TO DO:
Please pick out every line in the data below that contains the string "minor" and copy each one in full.
============================================================
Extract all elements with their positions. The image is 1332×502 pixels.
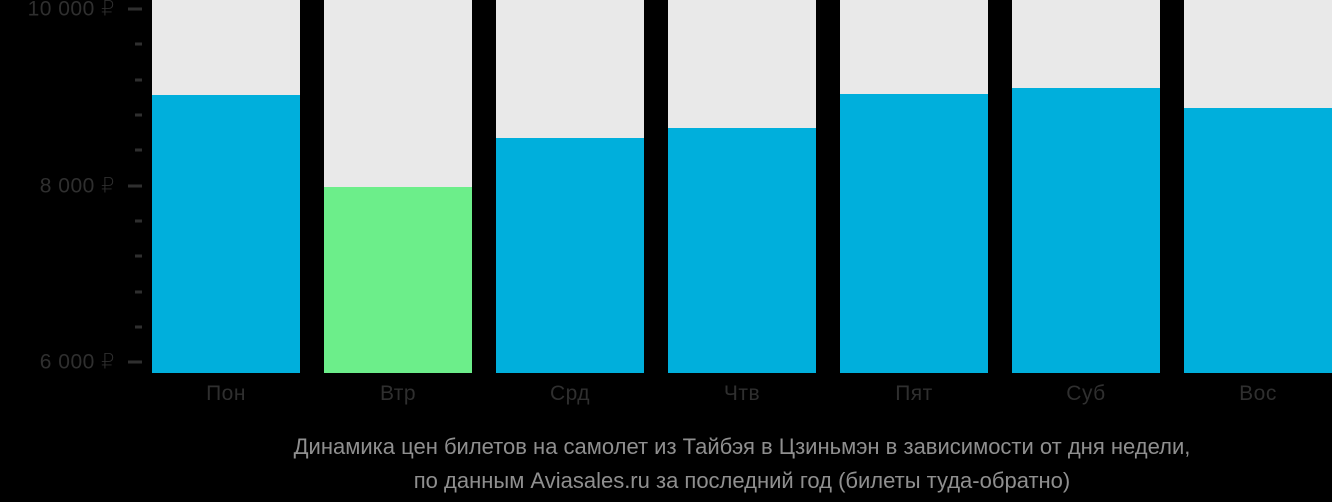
y-minor-tick	[135, 78, 142, 82]
y-major-tick	[128, 7, 142, 11]
y-minor-tick	[135, 290, 142, 294]
y-minor-tick	[135, 219, 142, 223]
bar-column	[840, 0, 988, 373]
plot-area	[152, 0, 1332, 373]
y-axis: 10 000 ₽ 8 000 ₽ 6 000 ₽	[0, 0, 152, 373]
y-minor-tick	[135, 325, 142, 329]
x-axis-label: Чтв	[723, 382, 761, 405]
bar	[496, 137, 644, 373]
bar-column	[324, 0, 472, 373]
chart-title: Динамика цен билетов на самолет из Тайбэ…	[293, 434, 1191, 459]
bar	[668, 128, 816, 373]
y-minor-tick	[135, 113, 142, 117]
chart-subtitle: по данным Aviasales.ru за последний год …	[413, 468, 1071, 493]
y-axis-label: 6 000 ₽	[39, 350, 115, 374]
bar-column	[1184, 0, 1332, 373]
bar-column	[496, 0, 644, 373]
x-axis-label: Пон	[206, 382, 246, 405]
x-axis-label: Срд	[549, 382, 591, 405]
y-minor-tick	[135, 254, 142, 258]
bar	[152, 94, 300, 373]
x-axis-label: Втр	[379, 382, 417, 405]
x-axis-label: Вос	[1239, 382, 1277, 405]
bar-column	[152, 0, 300, 373]
x-axis: Пон Втр Срд Чтв Пят Суб Вос	[152, 373, 1332, 415]
bar	[1184, 107, 1332, 373]
bar-lowest-price	[324, 187, 472, 373]
x-axis-label: Пят	[895, 382, 933, 405]
bar-column	[668, 0, 816, 373]
x-axis-label: Суб	[1066, 382, 1106, 405]
chart-caption: Динамика цен билетов на самолет из Тайбэ…	[152, 430, 1332, 498]
y-axis-label: 8 000 ₽	[39, 174, 115, 198]
y-axis-label: 10 000 ₽	[27, 0, 115, 21]
y-minor-tick	[135, 148, 142, 152]
y-minor-tick	[135, 42, 142, 46]
bar-column	[1012, 0, 1160, 373]
y-major-tick	[128, 360, 142, 364]
bar	[1012, 88, 1160, 373]
bar	[840, 93, 988, 373]
y-major-tick	[128, 184, 142, 188]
============================================================
EXERCISE ANSWER:
y-minor-tick	[135, 78, 142, 82]
y-minor-tick	[135, 290, 142, 294]
y-minor-tick	[135, 219, 142, 223]
y-minor-tick	[135, 325, 142, 329]
y-minor-tick	[135, 113, 142, 117]
y-minor-tick	[135, 254, 142, 258]
y-minor-tick	[135, 148, 142, 152]
y-minor-tick	[135, 42, 142, 46]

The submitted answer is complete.